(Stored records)
--- --- ---
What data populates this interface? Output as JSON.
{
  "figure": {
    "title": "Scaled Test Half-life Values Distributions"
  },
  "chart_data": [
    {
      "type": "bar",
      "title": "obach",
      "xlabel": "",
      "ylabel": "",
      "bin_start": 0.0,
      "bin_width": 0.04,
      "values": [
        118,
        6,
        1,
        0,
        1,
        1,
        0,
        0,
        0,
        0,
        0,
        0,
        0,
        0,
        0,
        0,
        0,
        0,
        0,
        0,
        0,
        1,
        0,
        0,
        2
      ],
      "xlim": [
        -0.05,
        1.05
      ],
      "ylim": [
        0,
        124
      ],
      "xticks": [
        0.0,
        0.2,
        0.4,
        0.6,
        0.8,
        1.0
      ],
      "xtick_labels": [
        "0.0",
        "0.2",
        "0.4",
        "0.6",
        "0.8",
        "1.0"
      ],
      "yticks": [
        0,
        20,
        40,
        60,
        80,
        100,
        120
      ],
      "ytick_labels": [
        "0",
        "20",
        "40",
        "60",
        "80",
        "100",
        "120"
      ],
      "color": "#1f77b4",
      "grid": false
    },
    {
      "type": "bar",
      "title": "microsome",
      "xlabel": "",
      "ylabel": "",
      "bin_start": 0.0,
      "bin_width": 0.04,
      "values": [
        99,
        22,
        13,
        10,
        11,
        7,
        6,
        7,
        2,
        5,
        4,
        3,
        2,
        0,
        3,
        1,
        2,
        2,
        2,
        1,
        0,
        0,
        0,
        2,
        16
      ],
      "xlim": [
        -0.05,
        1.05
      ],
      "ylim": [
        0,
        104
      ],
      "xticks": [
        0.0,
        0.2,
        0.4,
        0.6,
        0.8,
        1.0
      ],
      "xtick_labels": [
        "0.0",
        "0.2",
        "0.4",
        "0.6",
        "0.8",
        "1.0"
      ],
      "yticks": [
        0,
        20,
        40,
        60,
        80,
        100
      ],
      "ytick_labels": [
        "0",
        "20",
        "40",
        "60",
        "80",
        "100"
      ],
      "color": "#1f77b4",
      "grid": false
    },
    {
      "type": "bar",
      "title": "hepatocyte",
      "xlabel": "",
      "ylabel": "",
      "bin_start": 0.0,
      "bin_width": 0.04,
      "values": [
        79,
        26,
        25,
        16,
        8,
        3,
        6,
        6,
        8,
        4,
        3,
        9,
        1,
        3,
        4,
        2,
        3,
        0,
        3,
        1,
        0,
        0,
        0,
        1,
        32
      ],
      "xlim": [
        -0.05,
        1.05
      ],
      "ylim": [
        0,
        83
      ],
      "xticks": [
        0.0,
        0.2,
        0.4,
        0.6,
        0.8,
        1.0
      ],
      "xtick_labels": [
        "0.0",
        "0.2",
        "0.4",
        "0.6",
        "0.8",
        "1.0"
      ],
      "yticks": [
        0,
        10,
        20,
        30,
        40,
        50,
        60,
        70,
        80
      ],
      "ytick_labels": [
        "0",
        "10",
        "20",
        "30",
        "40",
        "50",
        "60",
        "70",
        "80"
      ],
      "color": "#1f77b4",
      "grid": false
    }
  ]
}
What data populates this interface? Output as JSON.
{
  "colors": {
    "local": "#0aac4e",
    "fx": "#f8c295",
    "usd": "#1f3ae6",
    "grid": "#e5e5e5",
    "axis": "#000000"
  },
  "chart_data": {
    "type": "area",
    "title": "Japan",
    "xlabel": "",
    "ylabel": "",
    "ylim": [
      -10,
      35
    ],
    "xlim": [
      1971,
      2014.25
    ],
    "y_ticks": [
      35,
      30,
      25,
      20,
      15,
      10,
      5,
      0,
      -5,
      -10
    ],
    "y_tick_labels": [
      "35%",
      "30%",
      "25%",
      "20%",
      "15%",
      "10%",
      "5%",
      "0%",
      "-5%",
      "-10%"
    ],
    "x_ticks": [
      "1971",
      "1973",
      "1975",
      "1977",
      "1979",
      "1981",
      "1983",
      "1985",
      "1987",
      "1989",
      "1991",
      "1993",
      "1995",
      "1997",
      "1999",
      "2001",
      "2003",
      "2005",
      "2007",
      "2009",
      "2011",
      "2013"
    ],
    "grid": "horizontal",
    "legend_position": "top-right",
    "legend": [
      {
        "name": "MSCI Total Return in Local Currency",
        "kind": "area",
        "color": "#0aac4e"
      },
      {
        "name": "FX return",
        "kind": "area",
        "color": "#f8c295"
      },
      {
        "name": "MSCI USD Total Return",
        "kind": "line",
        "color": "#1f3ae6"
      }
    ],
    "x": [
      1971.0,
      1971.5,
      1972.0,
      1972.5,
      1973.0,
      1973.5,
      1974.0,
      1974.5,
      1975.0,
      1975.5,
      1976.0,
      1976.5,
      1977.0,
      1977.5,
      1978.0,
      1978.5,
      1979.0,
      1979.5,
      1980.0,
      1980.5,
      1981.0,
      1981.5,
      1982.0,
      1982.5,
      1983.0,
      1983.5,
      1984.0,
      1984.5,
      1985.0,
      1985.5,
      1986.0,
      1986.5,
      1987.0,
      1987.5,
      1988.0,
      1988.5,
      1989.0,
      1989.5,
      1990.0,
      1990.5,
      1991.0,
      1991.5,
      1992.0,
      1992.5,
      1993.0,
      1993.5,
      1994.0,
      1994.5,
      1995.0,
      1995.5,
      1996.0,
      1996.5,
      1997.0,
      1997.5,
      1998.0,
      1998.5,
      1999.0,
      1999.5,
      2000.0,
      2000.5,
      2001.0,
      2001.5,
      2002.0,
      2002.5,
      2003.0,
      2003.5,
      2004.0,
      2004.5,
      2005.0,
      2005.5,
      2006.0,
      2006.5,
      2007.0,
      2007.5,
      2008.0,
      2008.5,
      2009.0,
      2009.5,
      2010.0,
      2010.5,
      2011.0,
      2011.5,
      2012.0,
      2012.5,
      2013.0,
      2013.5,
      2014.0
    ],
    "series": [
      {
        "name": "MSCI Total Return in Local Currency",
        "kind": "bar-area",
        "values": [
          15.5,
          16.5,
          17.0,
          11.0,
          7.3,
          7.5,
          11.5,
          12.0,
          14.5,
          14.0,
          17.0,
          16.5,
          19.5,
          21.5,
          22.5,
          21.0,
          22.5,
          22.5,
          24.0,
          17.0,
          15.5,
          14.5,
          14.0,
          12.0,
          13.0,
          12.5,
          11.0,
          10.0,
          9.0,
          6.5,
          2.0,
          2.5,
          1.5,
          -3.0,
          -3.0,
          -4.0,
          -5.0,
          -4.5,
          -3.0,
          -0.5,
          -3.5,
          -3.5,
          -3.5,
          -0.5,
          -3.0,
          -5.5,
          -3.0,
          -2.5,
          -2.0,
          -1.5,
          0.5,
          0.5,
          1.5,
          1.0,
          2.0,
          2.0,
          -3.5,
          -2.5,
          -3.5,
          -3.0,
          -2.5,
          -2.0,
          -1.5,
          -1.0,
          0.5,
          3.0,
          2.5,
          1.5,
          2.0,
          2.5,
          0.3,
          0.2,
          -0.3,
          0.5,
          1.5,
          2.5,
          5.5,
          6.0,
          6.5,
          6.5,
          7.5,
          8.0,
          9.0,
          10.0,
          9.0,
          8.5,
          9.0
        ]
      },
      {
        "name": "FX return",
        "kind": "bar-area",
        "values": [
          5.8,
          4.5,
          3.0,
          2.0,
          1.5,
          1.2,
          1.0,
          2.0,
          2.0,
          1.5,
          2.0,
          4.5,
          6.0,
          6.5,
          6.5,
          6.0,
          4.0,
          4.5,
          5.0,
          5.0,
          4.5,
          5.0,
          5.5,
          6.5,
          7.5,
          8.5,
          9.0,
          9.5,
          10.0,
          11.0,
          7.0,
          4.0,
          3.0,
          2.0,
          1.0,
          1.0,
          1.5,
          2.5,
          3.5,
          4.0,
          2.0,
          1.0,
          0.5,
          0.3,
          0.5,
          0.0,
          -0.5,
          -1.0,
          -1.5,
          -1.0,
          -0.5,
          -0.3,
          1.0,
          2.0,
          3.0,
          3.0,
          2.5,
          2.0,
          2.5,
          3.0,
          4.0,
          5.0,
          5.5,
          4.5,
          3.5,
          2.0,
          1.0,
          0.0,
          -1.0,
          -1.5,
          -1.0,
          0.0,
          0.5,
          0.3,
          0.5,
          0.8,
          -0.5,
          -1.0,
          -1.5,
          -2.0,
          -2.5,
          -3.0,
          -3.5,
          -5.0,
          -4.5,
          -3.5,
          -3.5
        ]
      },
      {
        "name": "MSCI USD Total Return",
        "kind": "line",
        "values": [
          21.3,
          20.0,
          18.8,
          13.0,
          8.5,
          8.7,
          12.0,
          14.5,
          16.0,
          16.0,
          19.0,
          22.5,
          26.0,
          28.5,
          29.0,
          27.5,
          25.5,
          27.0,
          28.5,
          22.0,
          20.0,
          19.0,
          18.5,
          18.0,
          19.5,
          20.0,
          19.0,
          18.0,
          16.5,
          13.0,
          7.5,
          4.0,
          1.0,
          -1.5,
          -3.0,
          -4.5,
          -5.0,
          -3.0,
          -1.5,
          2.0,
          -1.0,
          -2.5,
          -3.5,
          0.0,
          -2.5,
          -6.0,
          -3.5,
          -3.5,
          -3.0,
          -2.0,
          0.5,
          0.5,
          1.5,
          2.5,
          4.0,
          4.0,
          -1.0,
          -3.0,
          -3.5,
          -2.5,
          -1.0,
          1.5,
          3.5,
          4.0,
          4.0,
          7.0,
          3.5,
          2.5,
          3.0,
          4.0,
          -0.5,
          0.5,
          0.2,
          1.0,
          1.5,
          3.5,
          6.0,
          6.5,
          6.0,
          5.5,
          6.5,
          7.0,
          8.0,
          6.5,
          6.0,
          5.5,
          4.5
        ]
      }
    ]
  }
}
--- --- ---
Using the material above, report each line where "title" occurs.

    "title": "Scaled Test Half-life Values Distributions"
      "title": "obach",
      "title": "microsome",
      "title": "hepatocyte",
    "title": "Japan",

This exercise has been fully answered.